## Dataset records
------

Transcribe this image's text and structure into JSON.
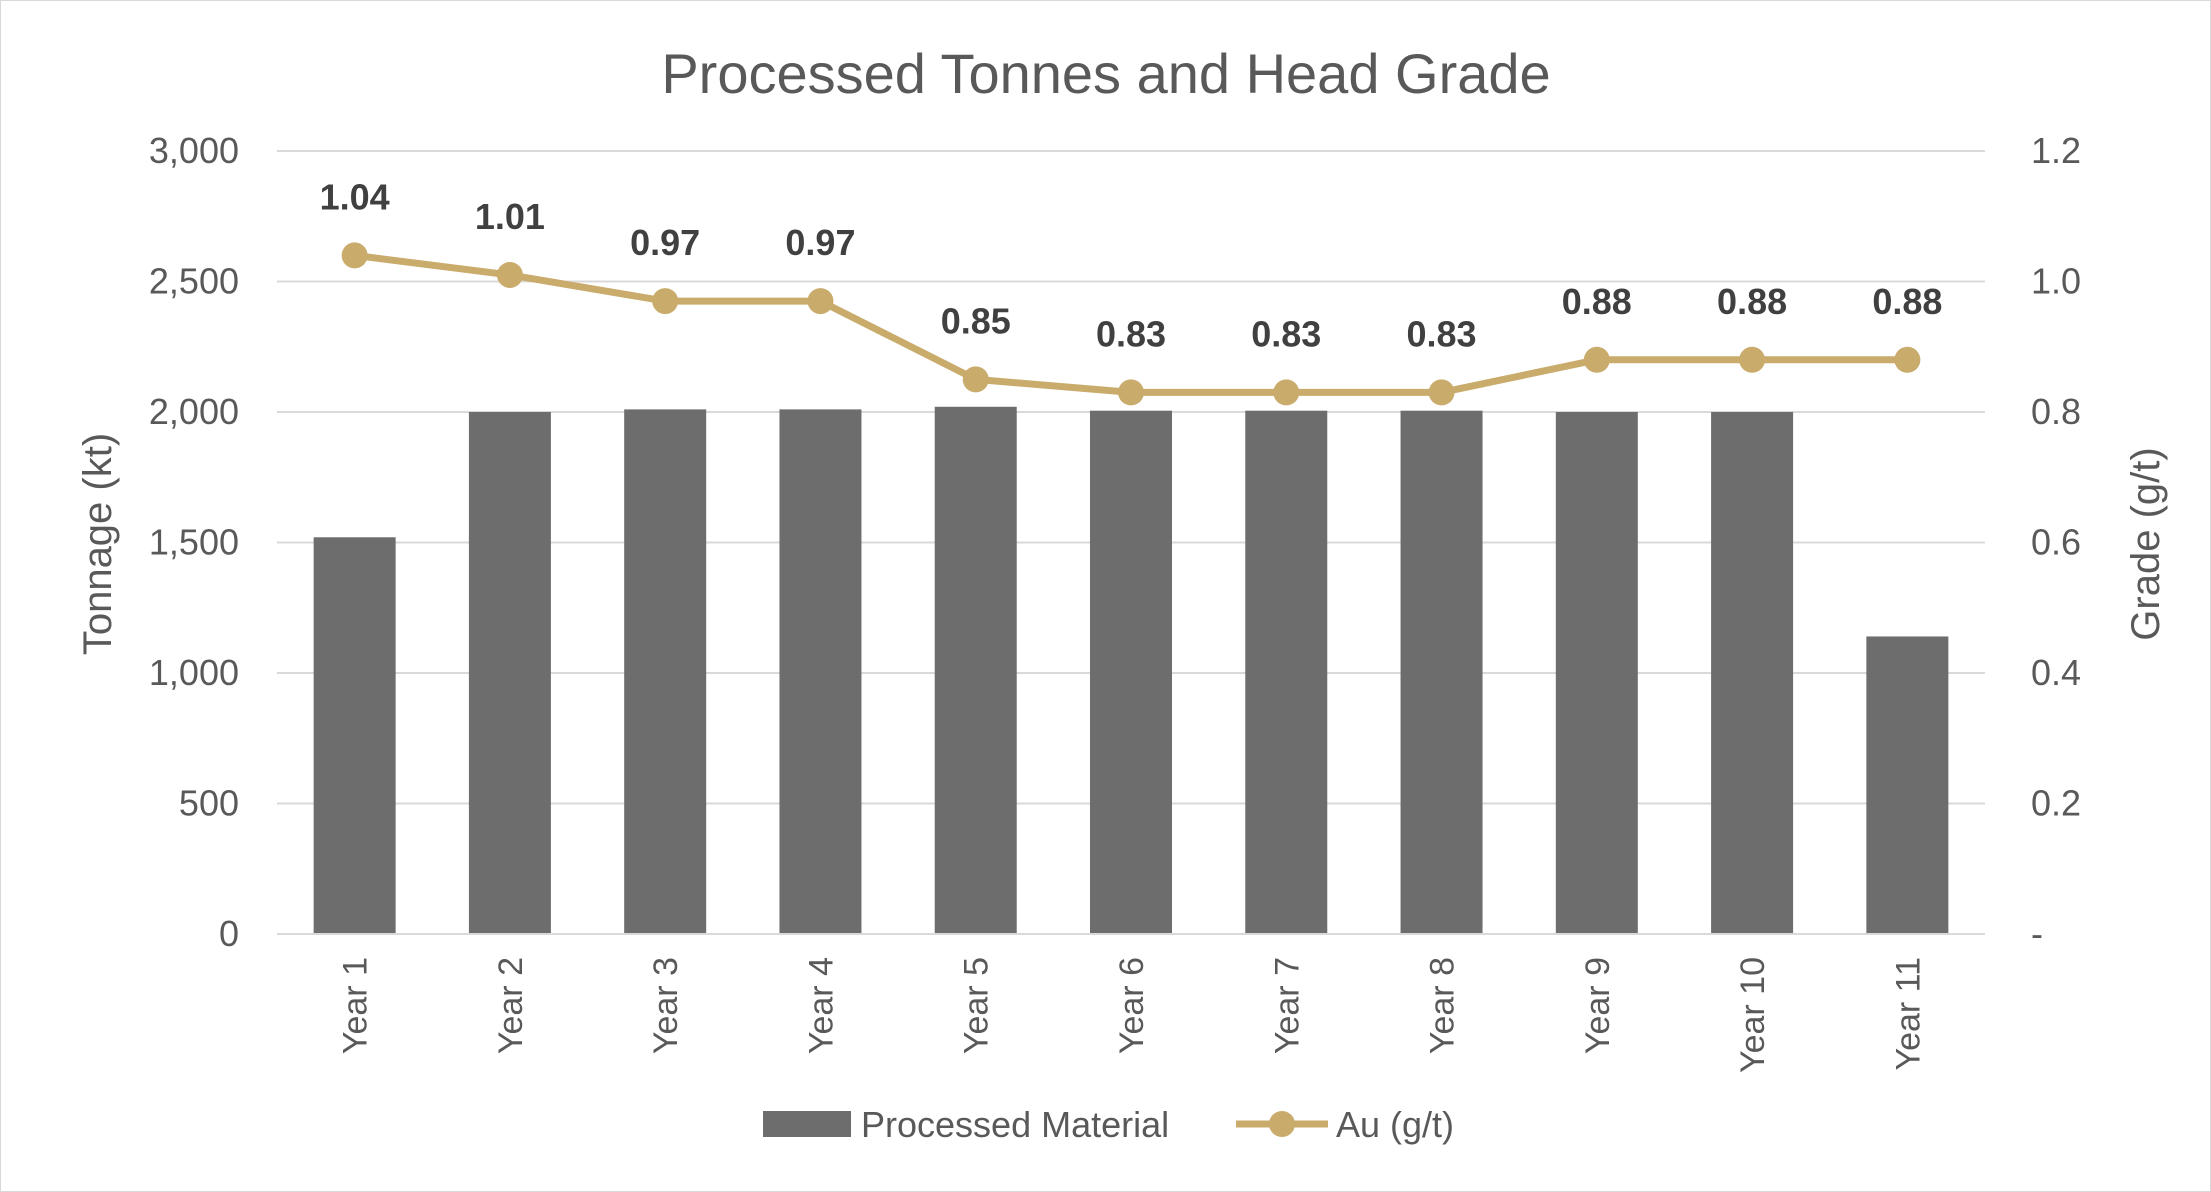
{
  "chart_data": {
    "type": "bar",
    "title": "Processed Tonnes and Head Grade",
    "categories": [
      "Year 1",
      "Year 2",
      "Year 3",
      "Year 4",
      "Year 5",
      "Year 6",
      "Year 7",
      "Year 8",
      "Year 9",
      "Year 10",
      "Year 11"
    ],
    "series": [
      {
        "name": "Processed Material",
        "type": "bar",
        "axis": "left",
        "color": "#6d6d6d",
        "values": [
          1520,
          2000,
          2010,
          2010,
          2020,
          2005,
          2005,
          2005,
          2000,
          2000,
          1140
        ]
      },
      {
        "name": "Au (g/t)",
        "type": "line",
        "axis": "right",
        "color": "#c9ab6b",
        "marker": "circle",
        "values": [
          1.04,
          1.01,
          0.97,
          0.97,
          0.85,
          0.83,
          0.83,
          0.83,
          0.88,
          0.88,
          0.88
        ],
        "data_labels": [
          "1.04",
          "1.01",
          "0.97",
          "0.97",
          "0.85",
          "0.83",
          "0.83",
          "0.83",
          "0.88",
          "0.88",
          "0.88"
        ]
      }
    ],
    "ylabel": "Tonnage (kt)",
    "y2label": "Grade (g/t)",
    "ylim": [
      0,
      3000
    ],
    "y2lim": [
      0,
      1.2
    ],
    "yticks": [
      "0",
      "500",
      "1,000",
      "1,500",
      "2,000",
      "2,500",
      "3,000"
    ],
    "y2ticks": [
      "-",
      "0.2",
      "0.4",
      "0.6",
      "0.8",
      "1.0",
      "1.2"
    ],
    "grid": true,
    "legend_position": "bottom",
    "colors": {
      "gridline": "#d9d9d9",
      "text": "#595959",
      "data_label": "#404040"
    }
  }
}
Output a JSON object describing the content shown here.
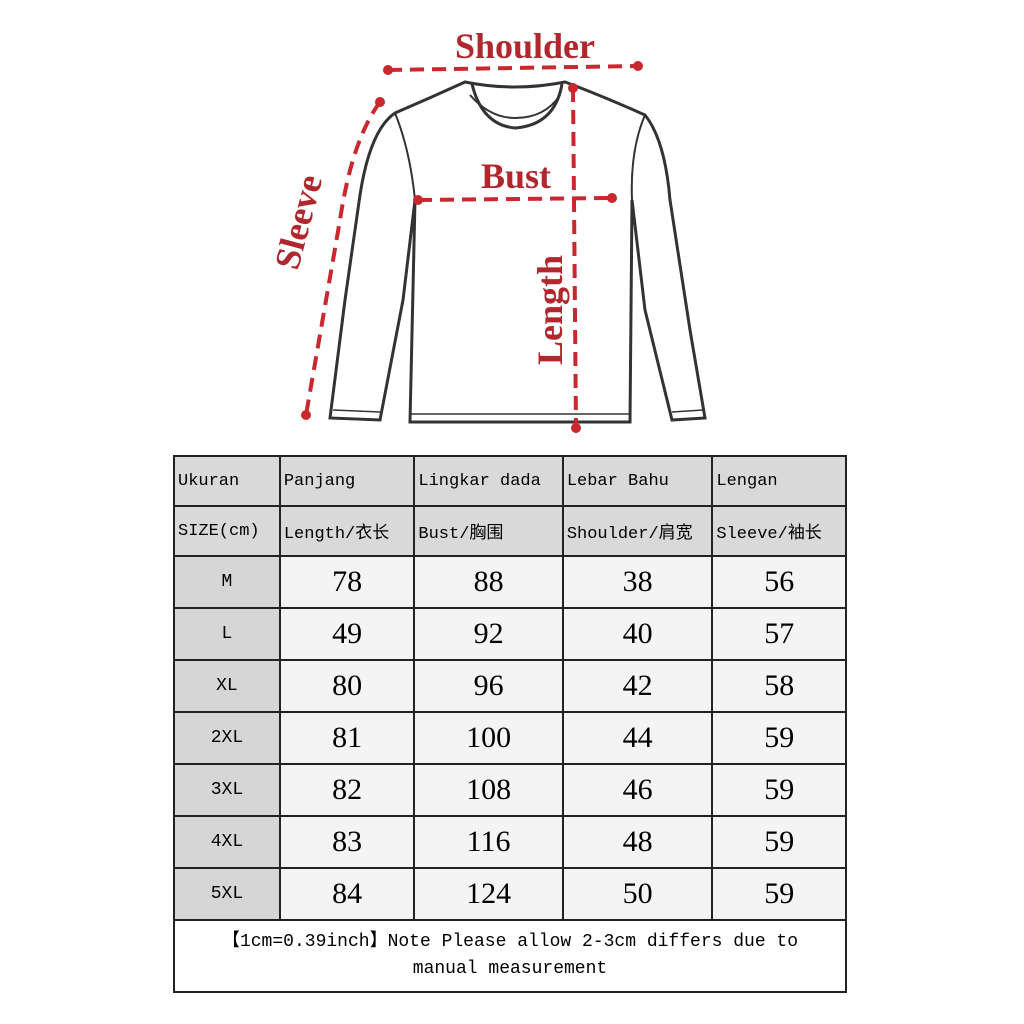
{
  "diagram": {
    "labels": {
      "shoulder": "Shoulder",
      "bust": "Bust",
      "sleeve": "Sleeve",
      "length": "Length"
    },
    "accent_color": "#b0282e"
  },
  "table": {
    "header_row1": [
      "Ukuran",
      "Panjang",
      "Lingkar dada",
      "Lebar Bahu",
      "Lengan"
    ],
    "header_row2": [
      "SIZE(cm)",
      "Length/衣长",
      "Bust/胸围",
      "Shoulder/肩宽",
      "Sleeve/袖长"
    ],
    "rows": [
      [
        "M",
        "78",
        "88",
        "38",
        "56"
      ],
      [
        "L",
        "49",
        "92",
        "40",
        "57"
      ],
      [
        "XL",
        "80",
        "96",
        "42",
        "58"
      ],
      [
        "2XL",
        "81",
        "100",
        "44",
        "59"
      ],
      [
        "3XL",
        "82",
        "108",
        "46",
        "59"
      ],
      [
        "4XL",
        "83",
        "116",
        "48",
        "59"
      ],
      [
        "5XL",
        "84",
        "124",
        "50",
        "59"
      ]
    ],
    "note": "【1cm=0.39inch】Note Please allow 2-3cm differs due to manual measurement"
  }
}
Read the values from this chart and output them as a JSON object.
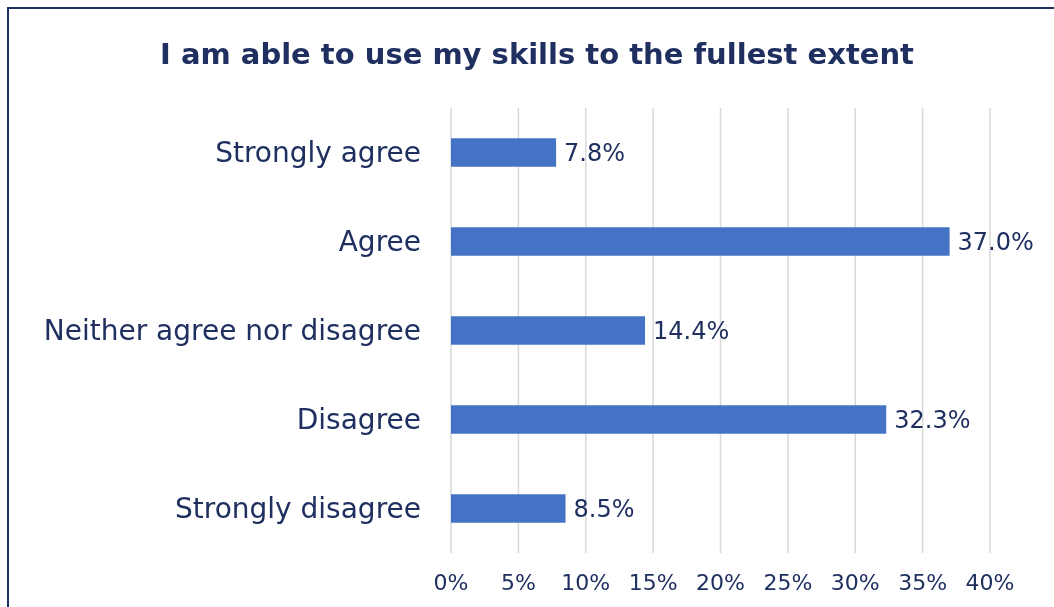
{
  "chart_data": {
    "type": "bar",
    "orientation": "horizontal",
    "title": "I am able to use my skills to the fullest extent",
    "categories": [
      "Strongly agree",
      "Agree",
      "Neither agree nor disagree",
      "Disagree",
      "Strongly disagree"
    ],
    "values": [
      7.8,
      37.0,
      14.4,
      32.3,
      8.5
    ],
    "value_labels": [
      "7.8%",
      "37.0%",
      "14.4%",
      "32.3%",
      "8.5%"
    ],
    "color": "#4472c4",
    "xlim": [
      0,
      40
    ],
    "xticks": [
      {
        "value": 0,
        "label": "0%"
      },
      {
        "value": 5,
        "label": "5%"
      },
      {
        "value": 10,
        "label": "10%"
      },
      {
        "value": 15,
        "label": "15%"
      },
      {
        "value": 20,
        "label": "20%"
      },
      {
        "value": 25,
        "label": "25%"
      },
      {
        "value": 30,
        "label": "30%"
      },
      {
        "value": 35,
        "label": "35%"
      },
      {
        "value": 40,
        "label": "40%"
      }
    ],
    "grid": "x"
  }
}
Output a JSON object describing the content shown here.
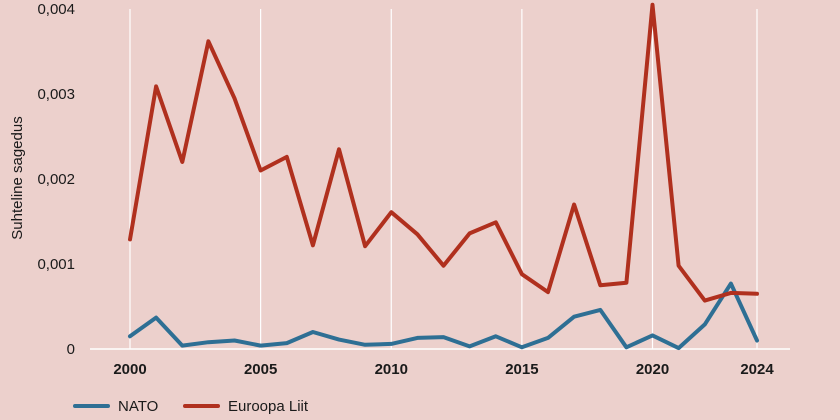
{
  "chart_data": {
    "type": "line",
    "title": "",
    "xlabel": "",
    "ylabel": "Suhteline sagedus",
    "xlim": [
      1999,
      2026
    ],
    "ylim": [
      0,
      0.004
    ],
    "x_ticks": [
      "2000",
      "2005",
      "2010",
      "2015",
      "2020",
      "2024"
    ],
    "y_ticks": [
      "0",
      "0,001",
      "0,002",
      "0,003",
      "0,004"
    ],
    "grid": "vertical",
    "legend": "bottom-left",
    "x": [
      2000,
      2001,
      2002,
      2003,
      2004,
      2005,
      2006,
      2007,
      2008,
      2009,
      2010,
      2011,
      2012,
      2013,
      2014,
      2015,
      2016,
      2017,
      2018,
      2019,
      2020,
      2021,
      2022,
      2023,
      2024
    ],
    "series": [
      {
        "name": "NATO",
        "color": "#2e6f94",
        "values": [
          0.00015,
          0.00037,
          4e-05,
          8e-05,
          0.0001,
          4e-05,
          7e-05,
          0.0002,
          0.00011,
          5e-05,
          6e-05,
          0.00013,
          0.00014,
          3e-05,
          0.00015,
          2e-05,
          0.00013,
          0.00038,
          0.00046,
          2e-05,
          0.00016,
          1e-05,
          0.00029,
          0.00077,
          0.0001
        ]
      },
      {
        "name": "Euroopa Liit",
        "color": "#b0301e",
        "values": [
          0.00129,
          0.00309,
          0.0022,
          0.00362,
          0.00295,
          0.0021,
          0.00226,
          0.00122,
          0.00235,
          0.00121,
          0.00161,
          0.00135,
          0.00098,
          0.00136,
          0.00149,
          0.00088,
          0.00067,
          0.0017,
          0.00075,
          0.00078,
          0.00405,
          0.00098,
          0.00057,
          0.00066,
          0.00065
        ]
      }
    ]
  }
}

------

## What is expected
From the data above, copy each line that holds "text".

## Task result
Transcribe this image's text and structure into JSON.
      "text": "#595959",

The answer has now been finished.